[Exercise]: What number of lines contain the word "Metadata"? Reply with the number and nothing else.

[Extracted data]:
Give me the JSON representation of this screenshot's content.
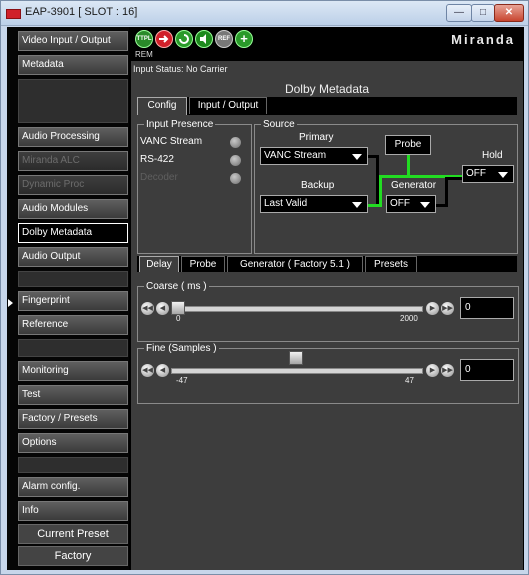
{
  "window": {
    "title": "EAP-3901 [ SLOT : 16]",
    "minimize_glyph": "—",
    "maximize_glyph": "□",
    "close_glyph": "✕"
  },
  "sidebar": {
    "items": [
      {
        "label": "Video Input / Output",
        "state": "normal"
      },
      {
        "label": "Metadata",
        "state": "normal"
      },
      {
        "label": "Audio Processing",
        "state": "normal"
      },
      {
        "label": "Miranda ALC",
        "state": "disabled"
      },
      {
        "label": "Dynamic Proc",
        "state": "disabled"
      },
      {
        "label": "Audio Modules",
        "state": "normal"
      },
      {
        "label": "Dolby Metadata",
        "state": "selected"
      },
      {
        "label": "Audio Output",
        "state": "normal"
      },
      {
        "label": "Fingerprint",
        "state": "normal"
      },
      {
        "label": "Reference",
        "state": "normal"
      },
      {
        "label": "Monitoring",
        "state": "normal"
      },
      {
        "label": "Test",
        "state": "normal"
      },
      {
        "label": "Factory / Presets",
        "state": "normal"
      },
      {
        "label": "Options",
        "state": "normal"
      },
      {
        "label": "Alarm config.",
        "state": "normal"
      },
      {
        "label": "Info",
        "state": "normal"
      }
    ],
    "current_preset_label": "Current Preset",
    "current_preset_value": "Factory"
  },
  "toolbar": {
    "icons": [
      {
        "name": "ttpl-icon",
        "text": "TTPL",
        "color": "#2a8a2a"
      },
      {
        "name": "arrow-icon",
        "text": "",
        "color": "#d0202a"
      },
      {
        "name": "refresh-icon",
        "text": "",
        "color": "#2a9a2a"
      },
      {
        "name": "audio-icon",
        "text": "",
        "color": "#1e8a1e"
      },
      {
        "name": "ref-icon",
        "text": "REF",
        "color": "#777777"
      },
      {
        "name": "add-icon",
        "text": "+",
        "color": "#2a9a2a"
      }
    ],
    "rem_label": "REM",
    "brand": "Miranda"
  },
  "status": "Input Status: No Carrier",
  "section_title": "Dolby Metadata",
  "top_tabs": [
    "Config",
    "Input / Output"
  ],
  "input_presence": {
    "title": "Input Presence",
    "rows": [
      {
        "label": "VANC Stream",
        "dim": false
      },
      {
        "label": "RS-422",
        "dim": false
      },
      {
        "label": "Decoder",
        "dim": true
      }
    ]
  },
  "source": {
    "title": "Source",
    "primary_label": "Primary",
    "primary_value": "VANC Stream",
    "backup_label": "Backup",
    "backup_value": "Last Valid",
    "probe_label": "Probe",
    "generator_label": "Generator",
    "generator_value": "OFF",
    "hold_label": "Hold",
    "hold_value": "OFF",
    "active_wire_color": "#22dd22"
  },
  "bottom_tabs": [
    "Delay",
    "Probe",
    "Generator ( Factory 5.1 )",
    "Presets"
  ],
  "coarse": {
    "title": "Coarse ( ms )",
    "min": "0",
    "max": "2000",
    "value": "0",
    "level": 0.0
  },
  "fine": {
    "title": "Fine (Samples )",
    "min": "-47",
    "max": "47",
    "value": "0",
    "level": 0.5
  }
}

[Reply]: 3